Aim: From the entries below, please gather each line containing the string "text".

Extracted records:
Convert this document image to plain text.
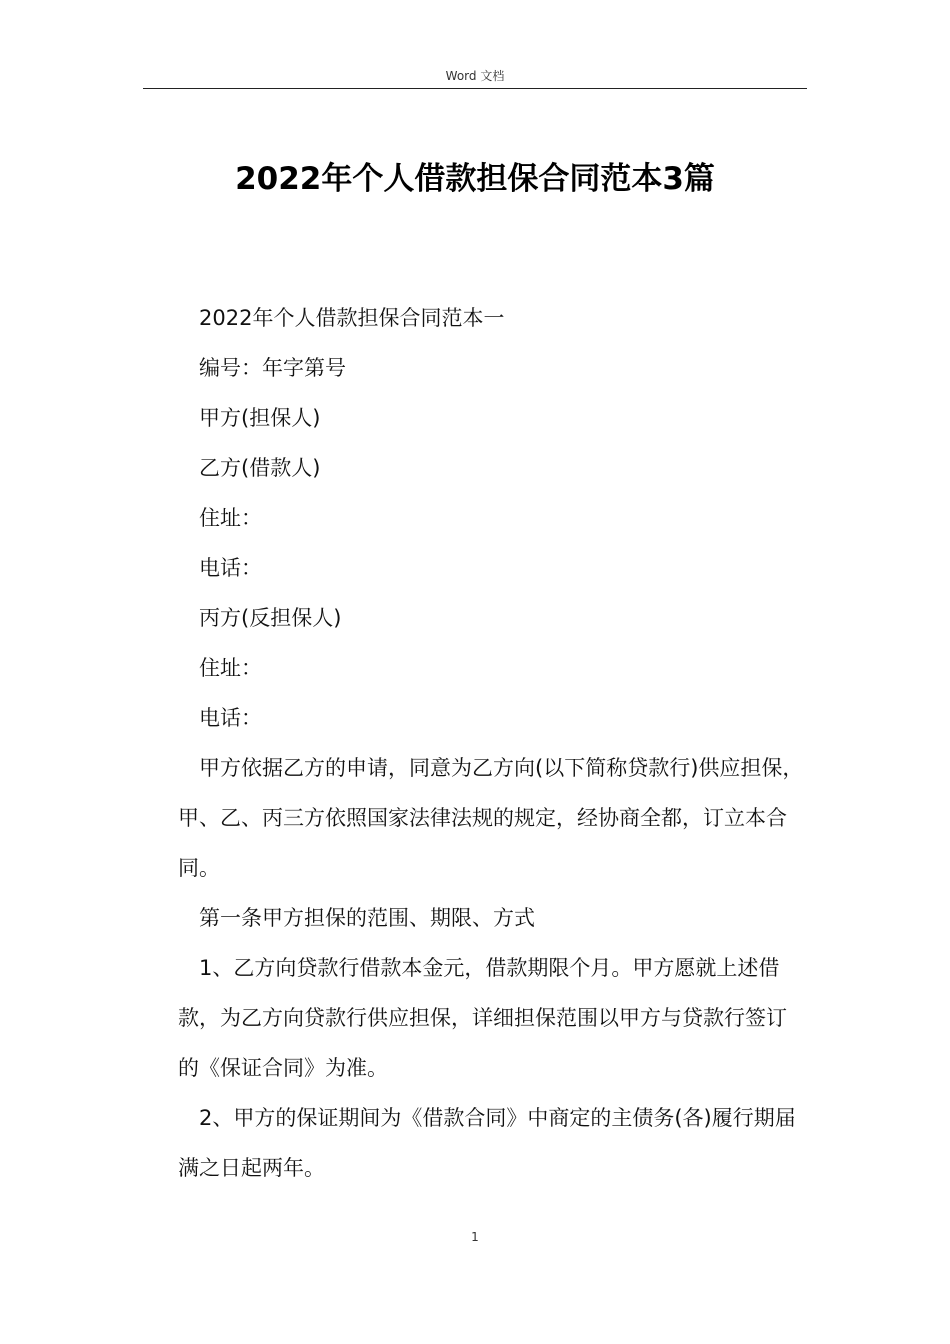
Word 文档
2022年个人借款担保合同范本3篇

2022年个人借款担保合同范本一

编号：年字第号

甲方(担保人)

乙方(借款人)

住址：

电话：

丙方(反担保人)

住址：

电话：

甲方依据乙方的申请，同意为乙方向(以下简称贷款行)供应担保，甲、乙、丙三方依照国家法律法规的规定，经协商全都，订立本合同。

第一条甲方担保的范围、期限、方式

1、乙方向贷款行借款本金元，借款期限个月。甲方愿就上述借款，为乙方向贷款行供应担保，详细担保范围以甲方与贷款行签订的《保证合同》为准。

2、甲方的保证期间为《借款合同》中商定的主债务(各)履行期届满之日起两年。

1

--

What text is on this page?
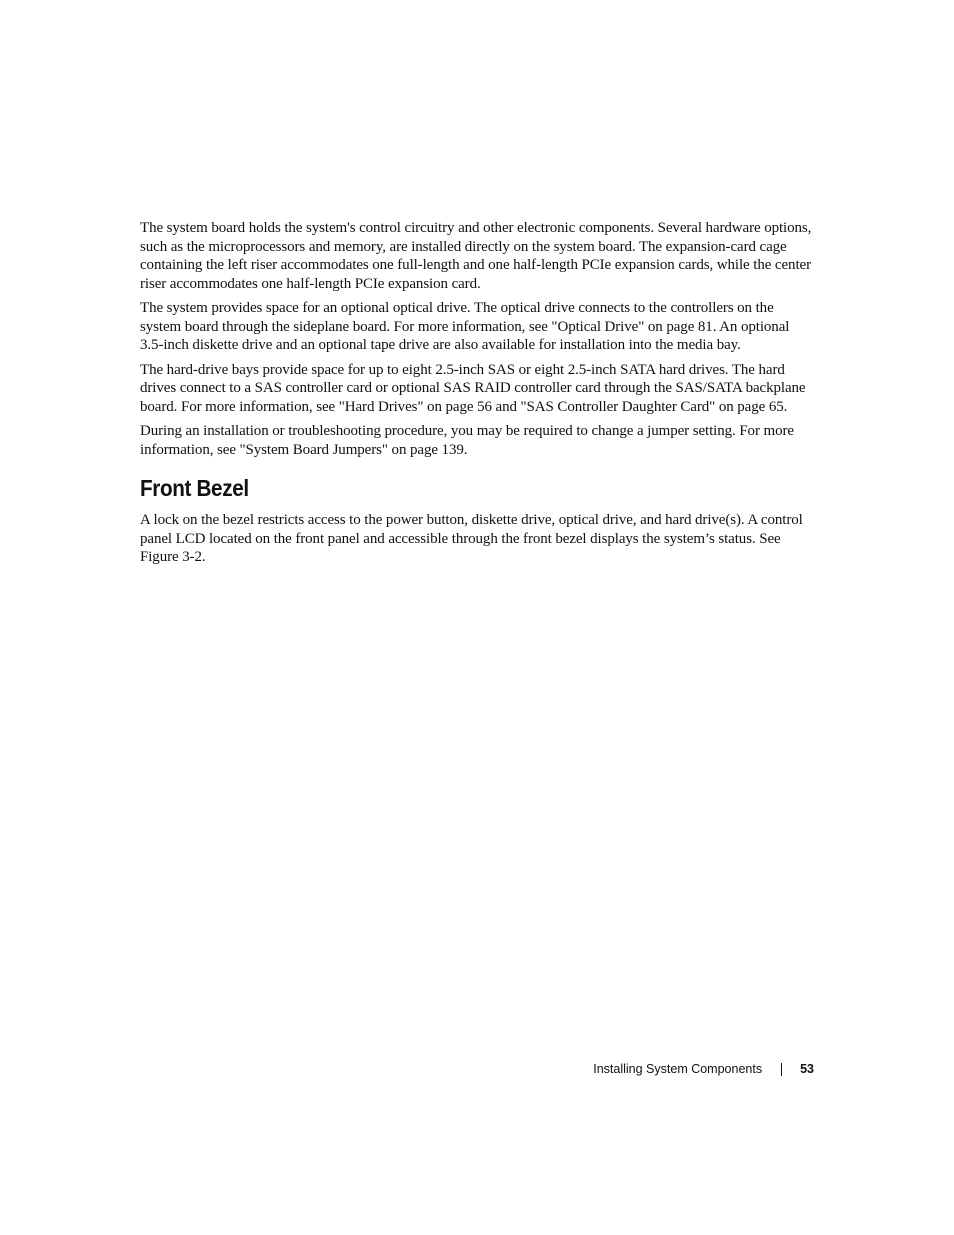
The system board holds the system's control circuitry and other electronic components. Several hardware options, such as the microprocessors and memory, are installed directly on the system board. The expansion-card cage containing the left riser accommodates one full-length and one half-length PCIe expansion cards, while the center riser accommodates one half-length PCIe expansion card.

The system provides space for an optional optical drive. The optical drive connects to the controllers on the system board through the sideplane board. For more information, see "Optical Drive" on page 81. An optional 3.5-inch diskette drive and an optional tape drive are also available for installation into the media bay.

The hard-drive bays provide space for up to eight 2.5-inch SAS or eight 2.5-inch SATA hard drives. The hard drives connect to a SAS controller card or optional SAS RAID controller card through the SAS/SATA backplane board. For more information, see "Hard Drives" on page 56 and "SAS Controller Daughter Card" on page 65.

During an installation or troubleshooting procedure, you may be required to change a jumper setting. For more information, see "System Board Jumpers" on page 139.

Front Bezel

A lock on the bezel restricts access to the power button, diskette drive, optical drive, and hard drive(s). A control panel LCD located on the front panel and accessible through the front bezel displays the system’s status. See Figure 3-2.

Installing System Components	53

Exercise result:
Convert this document image to plain text.
What text is on this page?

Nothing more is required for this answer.